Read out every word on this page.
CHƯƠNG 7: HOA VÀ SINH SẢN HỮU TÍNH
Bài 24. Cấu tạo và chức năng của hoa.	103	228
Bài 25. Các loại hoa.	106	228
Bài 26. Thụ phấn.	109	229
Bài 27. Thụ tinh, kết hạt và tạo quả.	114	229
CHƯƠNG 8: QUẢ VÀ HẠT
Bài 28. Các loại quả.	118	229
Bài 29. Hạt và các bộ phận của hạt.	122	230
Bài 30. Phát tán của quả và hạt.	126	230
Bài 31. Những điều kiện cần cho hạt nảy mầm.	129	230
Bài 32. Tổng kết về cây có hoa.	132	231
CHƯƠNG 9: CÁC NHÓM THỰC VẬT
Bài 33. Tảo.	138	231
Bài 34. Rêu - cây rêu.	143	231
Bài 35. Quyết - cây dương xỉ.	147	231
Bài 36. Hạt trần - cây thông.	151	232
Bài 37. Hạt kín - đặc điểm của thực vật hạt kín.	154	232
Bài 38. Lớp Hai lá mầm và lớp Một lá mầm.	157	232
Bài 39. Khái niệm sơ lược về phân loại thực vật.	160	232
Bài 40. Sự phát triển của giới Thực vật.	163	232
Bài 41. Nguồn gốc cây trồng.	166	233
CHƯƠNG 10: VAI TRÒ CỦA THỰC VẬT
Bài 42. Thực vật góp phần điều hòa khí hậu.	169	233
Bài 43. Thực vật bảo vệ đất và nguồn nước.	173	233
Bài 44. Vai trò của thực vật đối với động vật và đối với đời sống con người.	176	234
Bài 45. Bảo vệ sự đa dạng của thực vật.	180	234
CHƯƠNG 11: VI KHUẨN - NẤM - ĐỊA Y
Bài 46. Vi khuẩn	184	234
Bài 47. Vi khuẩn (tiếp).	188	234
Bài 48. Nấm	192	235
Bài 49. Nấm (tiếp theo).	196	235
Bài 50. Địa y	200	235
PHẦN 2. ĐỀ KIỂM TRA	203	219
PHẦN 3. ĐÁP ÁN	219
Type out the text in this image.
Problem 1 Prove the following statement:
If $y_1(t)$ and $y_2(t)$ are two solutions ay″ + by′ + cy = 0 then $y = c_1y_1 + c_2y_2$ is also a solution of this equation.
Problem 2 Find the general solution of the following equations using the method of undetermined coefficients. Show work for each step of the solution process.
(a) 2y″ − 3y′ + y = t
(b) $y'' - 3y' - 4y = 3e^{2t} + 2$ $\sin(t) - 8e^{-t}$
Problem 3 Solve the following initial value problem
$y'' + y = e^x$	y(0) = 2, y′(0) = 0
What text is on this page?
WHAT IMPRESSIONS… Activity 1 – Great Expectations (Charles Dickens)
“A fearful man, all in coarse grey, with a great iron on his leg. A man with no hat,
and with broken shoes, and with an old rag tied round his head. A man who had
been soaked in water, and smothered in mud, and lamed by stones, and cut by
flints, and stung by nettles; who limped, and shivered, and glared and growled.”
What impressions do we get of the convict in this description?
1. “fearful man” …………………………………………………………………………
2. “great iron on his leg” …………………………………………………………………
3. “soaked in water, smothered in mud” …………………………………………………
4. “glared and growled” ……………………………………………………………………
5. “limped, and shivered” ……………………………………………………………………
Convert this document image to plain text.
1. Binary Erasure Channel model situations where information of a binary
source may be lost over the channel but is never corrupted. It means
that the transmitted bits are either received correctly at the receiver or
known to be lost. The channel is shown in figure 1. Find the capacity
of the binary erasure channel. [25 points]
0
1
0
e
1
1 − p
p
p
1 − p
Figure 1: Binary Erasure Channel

**Exercise**
Collect each line containing the string "smothered".

**Result of this task**
been soaked in water, and smothered in mud, and lamed by stones, and cut by
3. “soaked in water, smothered in mud” …………………………………………………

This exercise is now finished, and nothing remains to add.